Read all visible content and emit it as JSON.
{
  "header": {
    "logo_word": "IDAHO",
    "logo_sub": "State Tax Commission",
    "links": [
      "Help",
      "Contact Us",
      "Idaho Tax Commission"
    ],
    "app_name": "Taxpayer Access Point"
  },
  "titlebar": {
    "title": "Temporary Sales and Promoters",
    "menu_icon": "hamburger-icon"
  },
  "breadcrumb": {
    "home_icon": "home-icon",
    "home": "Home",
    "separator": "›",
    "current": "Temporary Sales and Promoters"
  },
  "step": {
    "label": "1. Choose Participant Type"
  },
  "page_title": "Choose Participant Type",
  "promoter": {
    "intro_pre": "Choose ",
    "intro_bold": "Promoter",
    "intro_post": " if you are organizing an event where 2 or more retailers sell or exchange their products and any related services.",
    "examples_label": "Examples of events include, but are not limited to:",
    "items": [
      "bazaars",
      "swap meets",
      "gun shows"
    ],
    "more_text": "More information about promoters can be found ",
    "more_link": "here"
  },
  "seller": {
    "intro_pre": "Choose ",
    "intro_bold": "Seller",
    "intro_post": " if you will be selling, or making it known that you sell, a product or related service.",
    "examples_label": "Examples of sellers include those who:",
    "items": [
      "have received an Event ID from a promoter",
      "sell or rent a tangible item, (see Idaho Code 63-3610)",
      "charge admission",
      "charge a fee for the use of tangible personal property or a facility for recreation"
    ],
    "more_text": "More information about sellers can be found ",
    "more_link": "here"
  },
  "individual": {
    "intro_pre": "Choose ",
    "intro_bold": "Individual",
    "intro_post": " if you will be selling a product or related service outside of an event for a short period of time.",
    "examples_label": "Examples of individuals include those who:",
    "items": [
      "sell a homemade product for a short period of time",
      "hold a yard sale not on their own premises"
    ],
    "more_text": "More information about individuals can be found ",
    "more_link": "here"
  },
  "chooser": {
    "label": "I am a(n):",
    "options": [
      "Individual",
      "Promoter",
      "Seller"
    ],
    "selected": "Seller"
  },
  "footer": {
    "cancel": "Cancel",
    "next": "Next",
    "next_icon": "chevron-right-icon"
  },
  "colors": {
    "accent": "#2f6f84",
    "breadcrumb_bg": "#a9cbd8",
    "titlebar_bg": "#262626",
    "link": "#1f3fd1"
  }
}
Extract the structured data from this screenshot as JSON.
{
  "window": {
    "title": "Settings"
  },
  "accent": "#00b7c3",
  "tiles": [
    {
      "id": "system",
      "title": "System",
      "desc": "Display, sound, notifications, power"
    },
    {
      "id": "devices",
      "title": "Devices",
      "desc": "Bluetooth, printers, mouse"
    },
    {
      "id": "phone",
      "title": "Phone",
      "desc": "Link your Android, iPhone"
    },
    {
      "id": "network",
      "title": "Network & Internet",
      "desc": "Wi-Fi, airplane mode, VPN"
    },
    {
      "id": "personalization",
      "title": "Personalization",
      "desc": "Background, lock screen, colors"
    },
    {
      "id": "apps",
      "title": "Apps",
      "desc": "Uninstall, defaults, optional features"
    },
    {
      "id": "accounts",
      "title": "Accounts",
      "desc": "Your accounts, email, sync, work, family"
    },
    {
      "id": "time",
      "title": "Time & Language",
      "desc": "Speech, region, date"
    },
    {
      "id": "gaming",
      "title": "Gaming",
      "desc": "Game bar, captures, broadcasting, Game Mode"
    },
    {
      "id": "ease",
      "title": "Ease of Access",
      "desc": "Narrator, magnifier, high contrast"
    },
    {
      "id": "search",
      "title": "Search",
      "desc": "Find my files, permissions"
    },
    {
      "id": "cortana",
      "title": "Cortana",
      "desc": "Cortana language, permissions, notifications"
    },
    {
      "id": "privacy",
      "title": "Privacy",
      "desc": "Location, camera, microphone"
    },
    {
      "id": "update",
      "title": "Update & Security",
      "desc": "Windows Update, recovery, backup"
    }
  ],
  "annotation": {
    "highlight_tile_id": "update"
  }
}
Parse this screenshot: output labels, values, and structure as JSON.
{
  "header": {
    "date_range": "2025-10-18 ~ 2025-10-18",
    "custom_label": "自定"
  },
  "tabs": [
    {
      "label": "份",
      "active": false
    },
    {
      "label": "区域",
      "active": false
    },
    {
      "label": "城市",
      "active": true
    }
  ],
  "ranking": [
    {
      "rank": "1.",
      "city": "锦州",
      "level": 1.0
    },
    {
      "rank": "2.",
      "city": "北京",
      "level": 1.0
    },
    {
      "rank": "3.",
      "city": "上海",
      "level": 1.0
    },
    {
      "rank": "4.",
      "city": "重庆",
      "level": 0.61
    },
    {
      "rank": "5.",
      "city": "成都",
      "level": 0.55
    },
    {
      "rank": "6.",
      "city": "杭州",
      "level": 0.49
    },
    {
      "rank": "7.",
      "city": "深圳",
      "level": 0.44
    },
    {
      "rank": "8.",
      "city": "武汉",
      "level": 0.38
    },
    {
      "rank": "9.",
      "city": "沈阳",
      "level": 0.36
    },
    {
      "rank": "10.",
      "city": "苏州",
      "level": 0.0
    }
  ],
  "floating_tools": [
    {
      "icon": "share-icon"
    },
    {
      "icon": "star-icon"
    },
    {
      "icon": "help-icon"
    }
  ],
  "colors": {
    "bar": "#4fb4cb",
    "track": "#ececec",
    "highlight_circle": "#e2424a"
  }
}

● Task objective
Only lines with the word "will" should be collected from the material.

● Problem solution
    "intro_post": " if you will be selling, or making it known that you sell, a product or related service.",
    "intro_post": " if you will be selling a product or related service outside of an event for a short period of time.",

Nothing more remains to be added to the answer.